→ DIRECTIONS: Locate the lines of the listing below that hold "letter", then copy each of them.

* Start MATERIAL PROVIDED *

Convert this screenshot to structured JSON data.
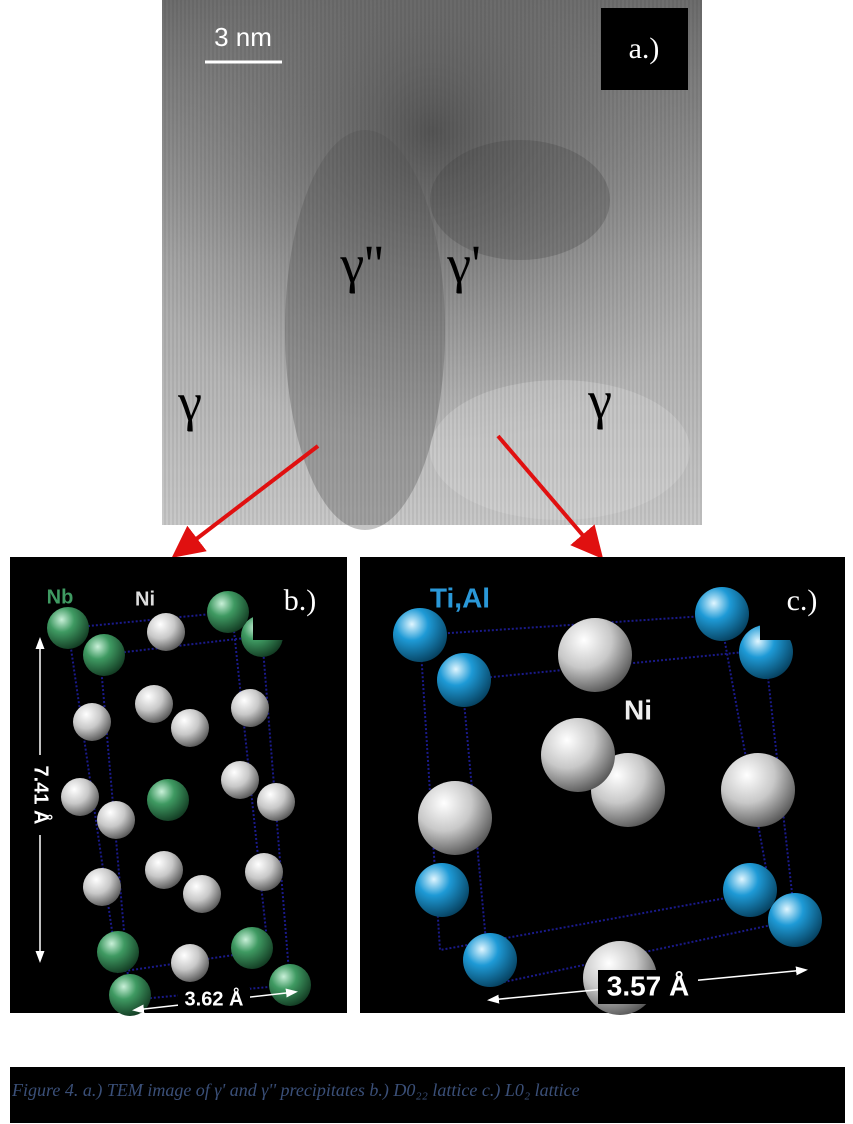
{
  "panel_a": {
    "label": "a.)",
    "scale_bar": "3 nm",
    "phases": [
      "γ''",
      "γ'",
      "γ",
      "γ"
    ]
  },
  "panel_b": {
    "label": "b.)",
    "atoms": [
      "Nb",
      "Ni"
    ],
    "height": "7.41 Å",
    "width": "3.62 Å"
  },
  "panel_c": {
    "label": "c.)",
    "atoms": [
      "Ti,Al",
      "Ni"
    ],
    "width": "3.57 Å"
  },
  "caption": "Figure 4. a.) TEM image of γ' and γ'' precipitates b.) D0₂₂ lattice c.) L0₂ lattice"
}
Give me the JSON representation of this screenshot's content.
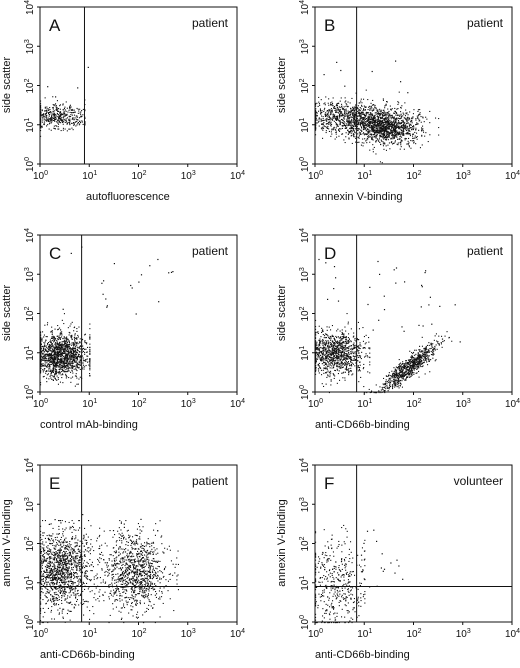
{
  "figure": {
    "panels": [
      {
        "letter": "A",
        "tag": "patient",
        "xlabel": "autofluorescence",
        "ylabel": "side scatter"
      },
      {
        "letter": "B",
        "tag": "patient",
        "xlabel": "annexin V-binding",
        "ylabel": "side scatter"
      },
      {
        "letter": "C",
        "tag": "patient",
        "xlabel": "control mAb-binding",
        "ylabel": "side scatter"
      },
      {
        "letter": "D",
        "tag": "patient",
        "xlabel": "anti-CD66b-binding",
        "ylabel": "side scatter"
      },
      {
        "letter": "E",
        "tag": "patient",
        "xlabel": "anti-CD66b-binding",
        "ylabel": "annexin V-binding"
      },
      {
        "letter": "F",
        "tag": "volunteer",
        "xlabel": "anti-CD66b-binding",
        "ylabel": "annexin V-binding"
      }
    ]
  },
  "chart_data": [
    {
      "panel": "A",
      "type": "scatter",
      "title": "patient",
      "xlabel": "autofluorescence",
      "ylabel": "side scatter",
      "xscale": "log",
      "yscale": "log",
      "xlim": [
        1,
        10000
      ],
      "ylim": [
        1,
        10000
      ],
      "tick_labels": [
        "10^0",
        "10^1",
        "10^2",
        "10^3",
        "10^4"
      ],
      "gates": {
        "vertical_x": 8
      },
      "populations": [
        {
          "n": 420,
          "x_log_mean": 0.35,
          "x_log_sd": 0.28,
          "x_log_range": [
            0,
            0.9
          ],
          "y_log_mean": 1.2,
          "y_log_sd": 0.16,
          "y_log_range": [
            0,
            2.5
          ]
        }
      ],
      "sparse_events": {
        "n": 4,
        "x_log_range": [
          0,
          1.0
        ],
        "y_log_range": [
          1.5,
          2.5
        ]
      }
    },
    {
      "panel": "B",
      "type": "scatter",
      "title": "patient",
      "xlabel": "annexin V-binding",
      "ylabel": "side scatter",
      "xscale": "log",
      "yscale": "log",
      "xlim": [
        1,
        10000
      ],
      "ylim": [
        1,
        10000
      ],
      "tick_labels": [
        "10^0",
        "10^1",
        "10^2",
        "10^3",
        "10^4"
      ],
      "gates": {
        "vertical_x": 7
      },
      "populations": [
        {
          "n": 900,
          "x_log_mean": 0.7,
          "x_log_sd": 0.45,
          "x_log_range": [
            0,
            2.4
          ],
          "y_log_mean": 1.2,
          "y_log_sd": 0.22,
          "y_log_range": [
            0,
            2.3
          ]
        },
        {
          "n": 1100,
          "x_log_mean": 1.45,
          "x_log_sd": 0.35,
          "x_log_range": [
            0.4,
            2.5
          ],
          "y_log_mean": 0.95,
          "y_log_sd": 0.22,
          "y_log_range": [
            0,
            2.2
          ]
        }
      ],
      "sparse_events": {
        "n": 8,
        "x_log_range": [
          0,
          2.3
        ],
        "y_log_range": [
          1.8,
          2.7
        ]
      }
    },
    {
      "panel": "C",
      "type": "scatter",
      "title": "patient",
      "xlabel": "control mAb-binding",
      "ylabel": "side scatter",
      "xscale": "log",
      "yscale": "log",
      "xlim": [
        1,
        10000
      ],
      "ylim": [
        1,
        10000
      ],
      "tick_labels": [
        "10^0",
        "10^1",
        "10^2",
        "10^3",
        "10^4"
      ],
      "gates": {
        "vertical_x": 7
      },
      "populations": [
        {
          "n": 1400,
          "x_log_mean": 0.4,
          "x_log_sd": 0.28,
          "x_log_range": [
            0,
            1.0
          ],
          "y_log_mean": 0.95,
          "y_log_sd": 0.28,
          "y_log_range": [
            0,
            2.2
          ]
        }
      ],
      "sparse_events": {
        "n": 22,
        "x_log_range": [
          0.2,
          2.8
        ],
        "y_log_range": [
          1.5,
          3.8
        ]
      }
    },
    {
      "panel": "D",
      "type": "scatter",
      "title": "patient",
      "xlabel": "anti-CD66b-binding",
      "ylabel": "side scatter",
      "xscale": "log",
      "yscale": "log",
      "xlim": [
        1,
        10000
      ],
      "ylim": [
        1,
        10000
      ],
      "tick_labels": [
        "10^0",
        "10^1",
        "10^2",
        "10^3",
        "10^4"
      ],
      "gates": {
        "vertical_x": 7
      },
      "populations": [
        {
          "n": 1000,
          "x_log_mean": 0.4,
          "x_log_sd": 0.3,
          "x_log_range": [
            0,
            1.1
          ],
          "y_log_mean": 1.0,
          "y_log_sd": 0.28,
          "y_log_range": [
            0,
            2.2
          ]
        },
        {
          "n": 750,
          "x_log_mean": 1.9,
          "x_log_sd": 0.3,
          "x_log_range": [
            0.9,
            2.9
          ],
          "y_log_mean": 0.65,
          "y_log_sd": 0.14,
          "y_log_range": [
            0,
            2.6
          ],
          "slope": 0.95
        }
      ],
      "sparse_events": {
        "n": 38,
        "x_log_range": [
          0,
          3.0
        ],
        "y_log_range": [
          1.2,
          3.8
        ]
      }
    },
    {
      "panel": "E",
      "type": "scatter",
      "title": "patient",
      "xlabel": "anti-CD66b-binding",
      "ylabel": "annexin V-binding",
      "xscale": "log",
      "yscale": "log",
      "xlim": [
        1,
        10000
      ],
      "ylim": [
        1,
        10000
      ],
      "tick_labels": [
        "10^0",
        "10^1",
        "10^2",
        "10^3",
        "10^4"
      ],
      "gates": {
        "vertical_x": 7,
        "horizontal_y": 8
      },
      "populations": [
        {
          "n": 1300,
          "x_log_mean": 0.4,
          "x_log_sd": 0.32,
          "x_log_range": [
            0,
            1.2
          ],
          "y_log_mean": 1.35,
          "y_log_sd": 0.5,
          "y_log_range": [
            0,
            2.6
          ]
        },
        {
          "n": 1000,
          "x_log_mean": 1.9,
          "x_log_sd": 0.32,
          "x_log_range": [
            0.8,
            2.8
          ],
          "y_log_mean": 1.3,
          "y_log_sd": 0.48,
          "y_log_range": [
            0,
            2.6
          ]
        }
      ],
      "sparse_events": {
        "n": 10,
        "x_log_range": [
          0,
          2.8
        ],
        "y_log_range": [
          2.2,
          2.8
        ]
      }
    },
    {
      "panel": "F",
      "type": "scatter",
      "title": "volunteer",
      "xlabel": "anti-CD66b-binding",
      "ylabel": "annexin V-binding",
      "xscale": "log",
      "yscale": "log",
      "xlim": [
        1,
        10000
      ],
      "ylim": [
        1,
        10000
      ],
      "tick_labels": [
        "10^0",
        "10^1",
        "10^2",
        "10^3",
        "10^4"
      ],
      "gates": {
        "vertical_x": 7,
        "horizontal_y": 8
      },
      "populations": [
        {
          "n": 420,
          "x_log_mean": 0.4,
          "x_log_sd": 0.3,
          "x_log_range": [
            0,
            1.0
          ],
          "y_log_mean": 0.95,
          "y_log_sd": 0.6,
          "y_log_range": [
            0,
            2.5
          ]
        }
      ],
      "sparse_events": {
        "n": 18,
        "x_log_range": [
          0.9,
          1.8
        ],
        "y_log_range": [
          0.9,
          2.5
        ]
      }
    }
  ]
}
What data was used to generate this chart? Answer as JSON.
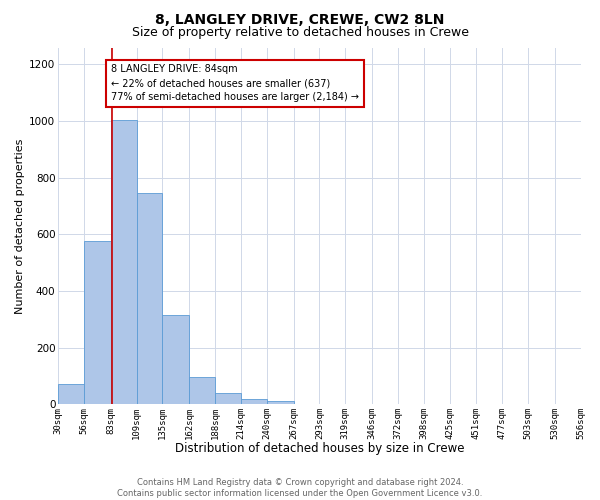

* End MATERIAL PROVIDED *

→ TASK ANSWER:
        "letter": "A",
        "letter": "B",
        "letter": "C",
        "letter": "D",
        "letter": "E",
        "letter": "F",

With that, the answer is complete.